> Tasks:
1. In the passage on Stalin's leadership, why were peaceful relations with other nations often threatened?
2. Carry the passage on Stalin's leadership forward from its final sentence.

These victories are the result of the great drive and activity of the nation
and of the Party as a whole. They are not at all the fruit of Stalin’s
leadership, which is how the situation was pictured during the period of the
cult of the individual.
If we are to
consider this matter as Marxists and as Leninists, then we have to state
unequivocally that the leadership practices which came into being during the
last years of Stalin’s life became a serious obstacle in the path of Soviet
social development. Stalin often failed for months to take up some unusually
important problems, concerning the life of the Party and of the State, whose
solution could not be postponed. During Stalin’s leadership our peaceful
relations with other nations were often threatened, because one-man decisions
could cause, and often did cause, great complications.
In the past [few]
years, [after] we managed to free ourselves of the harmful practice of the cult
of the individual and took several proper steps in terms of [both] internal and
external policies, everyone [has been able to see] how activity has grown
before our very eyes, how the creative activity of the broad working masses has
developed, and how favorably all this has acted upon economic and cultural
development.

> Source material:
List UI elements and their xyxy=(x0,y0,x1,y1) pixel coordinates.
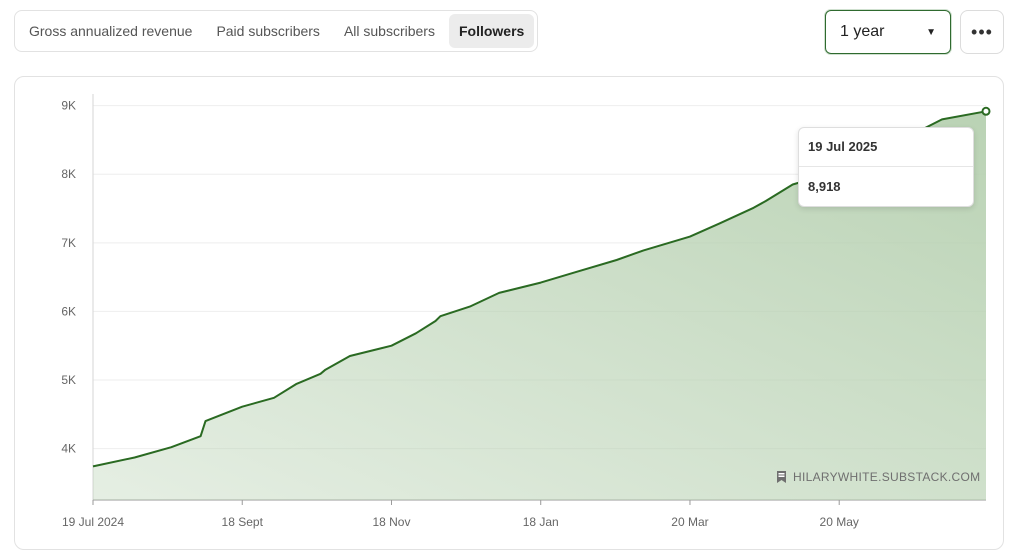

> Responses to the exercise:
1. Because one-man decisions could cause, and often did cause, great complications.

2.
(Applause.)
Some comrades may
ask us: Where were the members of the Politbiuro? Why did they not assert
themselves against the cult of the individual in time? And why is this being
done only now? First of all, we have to consider the fact that the members of
the Politbiuro viewed these matters in a different way at different times.
Initially, many of them backed Stalin actively because he was one of the
strongest Marxists and his logic, his strength and his will greatly influenced
[Party] cadres and Party work.
It is known that
after Lenin’s death, especially during the first years, Stalin actively fought
for Leninism against the enemies of Leninist theory and against those who deviated.
Beginning with Leninist theory, the Party, with its Central Committee at the
head, started on a great scale work on the socialist industrialization of the
country, on agricultural collectivization, and on cultural revolution. At that
time Stalin gained great popularity, sympathy and support. The Party had to
fight those who tried to lead the country away from the correct Leninist path.
It had to fight Trotskyites, Zinovievites and rightists, and bourgeois
nationalists. This fight was indispensable.
Later, however,
Stalin, abusing his power more and more, began to fight eminent Party and
Government leaders and to use terroristic methods against honest Soviet people.
As we have already shown, Stalin thus handled such eminent Party and State
leaders as Kosior, Rudzutak, Eikhe, Postyshev and many others.
Attempts to oppose
groundless suspicions and charges resulted in the opponent’s falling victim to
the repression. This characterized the fall of comrade Postyshev.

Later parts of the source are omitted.